[EXERCISE REQUIREMENTS] What is the number of lines containing the word "已知集合A"? Please answer with that number and nothing more.

## Begin EXERCISE INPUTS

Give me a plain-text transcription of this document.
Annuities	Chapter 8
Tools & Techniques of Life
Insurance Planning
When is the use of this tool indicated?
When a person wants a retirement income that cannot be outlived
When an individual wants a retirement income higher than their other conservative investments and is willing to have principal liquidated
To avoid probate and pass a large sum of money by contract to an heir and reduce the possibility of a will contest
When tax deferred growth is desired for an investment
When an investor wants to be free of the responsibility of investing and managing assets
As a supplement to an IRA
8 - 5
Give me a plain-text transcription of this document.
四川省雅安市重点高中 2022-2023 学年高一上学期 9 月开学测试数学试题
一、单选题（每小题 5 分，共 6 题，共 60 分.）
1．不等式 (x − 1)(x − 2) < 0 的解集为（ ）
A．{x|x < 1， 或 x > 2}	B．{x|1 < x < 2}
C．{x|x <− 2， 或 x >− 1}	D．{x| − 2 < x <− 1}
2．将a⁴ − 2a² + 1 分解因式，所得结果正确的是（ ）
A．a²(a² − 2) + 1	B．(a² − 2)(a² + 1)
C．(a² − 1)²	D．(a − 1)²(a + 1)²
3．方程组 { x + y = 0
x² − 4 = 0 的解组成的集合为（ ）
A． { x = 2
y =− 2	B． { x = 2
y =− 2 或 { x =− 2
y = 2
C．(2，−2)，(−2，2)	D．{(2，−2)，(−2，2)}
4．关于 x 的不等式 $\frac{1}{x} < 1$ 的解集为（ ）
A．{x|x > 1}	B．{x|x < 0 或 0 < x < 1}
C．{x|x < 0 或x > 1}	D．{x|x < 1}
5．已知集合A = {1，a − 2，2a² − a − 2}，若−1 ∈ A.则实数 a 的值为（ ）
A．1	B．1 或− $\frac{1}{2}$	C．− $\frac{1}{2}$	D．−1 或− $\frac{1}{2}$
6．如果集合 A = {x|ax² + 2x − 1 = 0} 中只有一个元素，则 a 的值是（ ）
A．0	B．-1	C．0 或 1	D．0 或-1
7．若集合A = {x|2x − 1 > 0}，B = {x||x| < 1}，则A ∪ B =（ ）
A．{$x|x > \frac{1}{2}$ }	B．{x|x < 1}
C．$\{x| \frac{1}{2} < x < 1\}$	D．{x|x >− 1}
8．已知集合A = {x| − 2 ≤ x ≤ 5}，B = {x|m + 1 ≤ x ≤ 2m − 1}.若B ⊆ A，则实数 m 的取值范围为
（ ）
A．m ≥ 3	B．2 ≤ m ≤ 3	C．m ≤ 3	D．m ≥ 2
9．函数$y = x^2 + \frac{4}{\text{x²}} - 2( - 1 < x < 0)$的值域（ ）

## End EXERCISE INPUTS

[PROBLEM SOLUTION] 2